Records from a data collection:
━━━━━━━━━━━━━━━━

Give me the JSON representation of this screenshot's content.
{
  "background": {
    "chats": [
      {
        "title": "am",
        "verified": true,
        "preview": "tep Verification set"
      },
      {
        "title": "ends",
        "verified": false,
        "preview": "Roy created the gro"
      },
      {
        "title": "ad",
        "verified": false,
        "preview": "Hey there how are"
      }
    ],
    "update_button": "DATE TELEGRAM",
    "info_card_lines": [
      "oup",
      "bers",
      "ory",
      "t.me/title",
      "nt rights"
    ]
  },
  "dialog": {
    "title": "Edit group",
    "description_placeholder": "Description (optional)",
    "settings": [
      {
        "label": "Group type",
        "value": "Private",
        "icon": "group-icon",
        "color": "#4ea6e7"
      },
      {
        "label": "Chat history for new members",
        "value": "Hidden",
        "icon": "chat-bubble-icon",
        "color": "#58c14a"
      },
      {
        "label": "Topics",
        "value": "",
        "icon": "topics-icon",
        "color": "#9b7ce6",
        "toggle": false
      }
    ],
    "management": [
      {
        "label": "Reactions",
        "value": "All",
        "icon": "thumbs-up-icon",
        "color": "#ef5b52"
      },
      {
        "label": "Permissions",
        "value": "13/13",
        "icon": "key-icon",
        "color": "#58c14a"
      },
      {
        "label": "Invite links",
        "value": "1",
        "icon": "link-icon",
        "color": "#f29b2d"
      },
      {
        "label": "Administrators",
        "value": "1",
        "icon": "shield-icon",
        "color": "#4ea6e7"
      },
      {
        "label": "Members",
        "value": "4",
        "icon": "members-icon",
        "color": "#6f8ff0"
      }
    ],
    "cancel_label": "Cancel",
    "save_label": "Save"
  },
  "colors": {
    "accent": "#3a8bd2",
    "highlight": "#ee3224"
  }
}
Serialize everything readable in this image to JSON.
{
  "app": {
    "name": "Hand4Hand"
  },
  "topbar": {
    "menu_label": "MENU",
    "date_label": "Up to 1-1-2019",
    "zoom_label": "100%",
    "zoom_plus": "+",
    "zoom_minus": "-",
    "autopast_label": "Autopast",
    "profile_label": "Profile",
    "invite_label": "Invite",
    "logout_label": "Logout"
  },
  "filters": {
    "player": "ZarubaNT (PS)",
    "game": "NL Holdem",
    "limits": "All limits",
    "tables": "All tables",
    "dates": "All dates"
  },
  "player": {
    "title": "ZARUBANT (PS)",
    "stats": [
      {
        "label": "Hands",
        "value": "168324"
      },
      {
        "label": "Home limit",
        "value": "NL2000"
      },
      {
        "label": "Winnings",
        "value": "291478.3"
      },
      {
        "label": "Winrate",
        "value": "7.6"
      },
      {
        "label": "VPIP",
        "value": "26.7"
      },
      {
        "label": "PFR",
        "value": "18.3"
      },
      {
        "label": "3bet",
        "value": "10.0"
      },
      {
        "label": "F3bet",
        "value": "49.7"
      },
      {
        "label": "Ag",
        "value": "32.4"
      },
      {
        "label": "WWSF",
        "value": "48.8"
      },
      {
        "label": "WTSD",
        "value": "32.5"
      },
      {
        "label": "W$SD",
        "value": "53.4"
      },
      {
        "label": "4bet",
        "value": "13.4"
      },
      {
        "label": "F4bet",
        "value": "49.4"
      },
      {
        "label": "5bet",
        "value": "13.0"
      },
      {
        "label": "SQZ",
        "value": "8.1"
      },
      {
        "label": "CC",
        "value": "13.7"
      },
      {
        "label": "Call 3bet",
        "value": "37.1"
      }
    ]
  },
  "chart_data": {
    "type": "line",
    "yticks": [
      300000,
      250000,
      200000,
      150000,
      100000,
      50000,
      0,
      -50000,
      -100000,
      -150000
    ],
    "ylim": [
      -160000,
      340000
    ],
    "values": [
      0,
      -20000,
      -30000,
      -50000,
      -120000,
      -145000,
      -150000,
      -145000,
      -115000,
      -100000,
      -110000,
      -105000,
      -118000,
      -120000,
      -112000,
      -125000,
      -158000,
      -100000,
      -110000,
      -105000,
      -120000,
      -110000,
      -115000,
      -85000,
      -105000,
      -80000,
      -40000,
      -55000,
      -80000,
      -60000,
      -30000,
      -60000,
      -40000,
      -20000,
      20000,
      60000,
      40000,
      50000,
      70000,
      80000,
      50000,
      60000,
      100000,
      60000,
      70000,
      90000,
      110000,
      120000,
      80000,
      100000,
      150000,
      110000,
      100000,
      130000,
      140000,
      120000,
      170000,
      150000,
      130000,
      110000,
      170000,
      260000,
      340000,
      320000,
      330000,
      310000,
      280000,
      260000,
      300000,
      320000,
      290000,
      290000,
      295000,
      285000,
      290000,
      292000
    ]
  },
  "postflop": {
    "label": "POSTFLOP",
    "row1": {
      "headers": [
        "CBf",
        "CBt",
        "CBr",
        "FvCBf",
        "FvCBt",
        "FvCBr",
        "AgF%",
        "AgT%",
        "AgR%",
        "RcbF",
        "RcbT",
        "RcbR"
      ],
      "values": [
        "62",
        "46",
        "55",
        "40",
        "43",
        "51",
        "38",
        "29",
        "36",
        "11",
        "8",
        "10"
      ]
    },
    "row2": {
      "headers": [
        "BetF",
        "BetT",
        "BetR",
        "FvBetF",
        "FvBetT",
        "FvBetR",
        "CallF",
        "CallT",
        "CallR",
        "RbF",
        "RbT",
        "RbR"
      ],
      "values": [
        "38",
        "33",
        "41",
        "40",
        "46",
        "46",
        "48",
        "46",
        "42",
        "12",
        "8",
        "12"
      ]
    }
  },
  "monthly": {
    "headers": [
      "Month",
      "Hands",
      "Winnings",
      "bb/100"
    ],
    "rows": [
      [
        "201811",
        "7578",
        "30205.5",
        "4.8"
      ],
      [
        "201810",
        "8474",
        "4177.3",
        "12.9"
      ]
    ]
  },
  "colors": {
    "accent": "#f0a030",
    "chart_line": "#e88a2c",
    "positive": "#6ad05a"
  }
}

━━━━━━━━━━━━━━━━

# [EXERCISE DETAILS]
Copy out each line of the listing that holds "this".

# [CORRECT RESPONSE]
Give me the JSON representation of this screenshot's content.
Serialize everything readable in this image to JSON.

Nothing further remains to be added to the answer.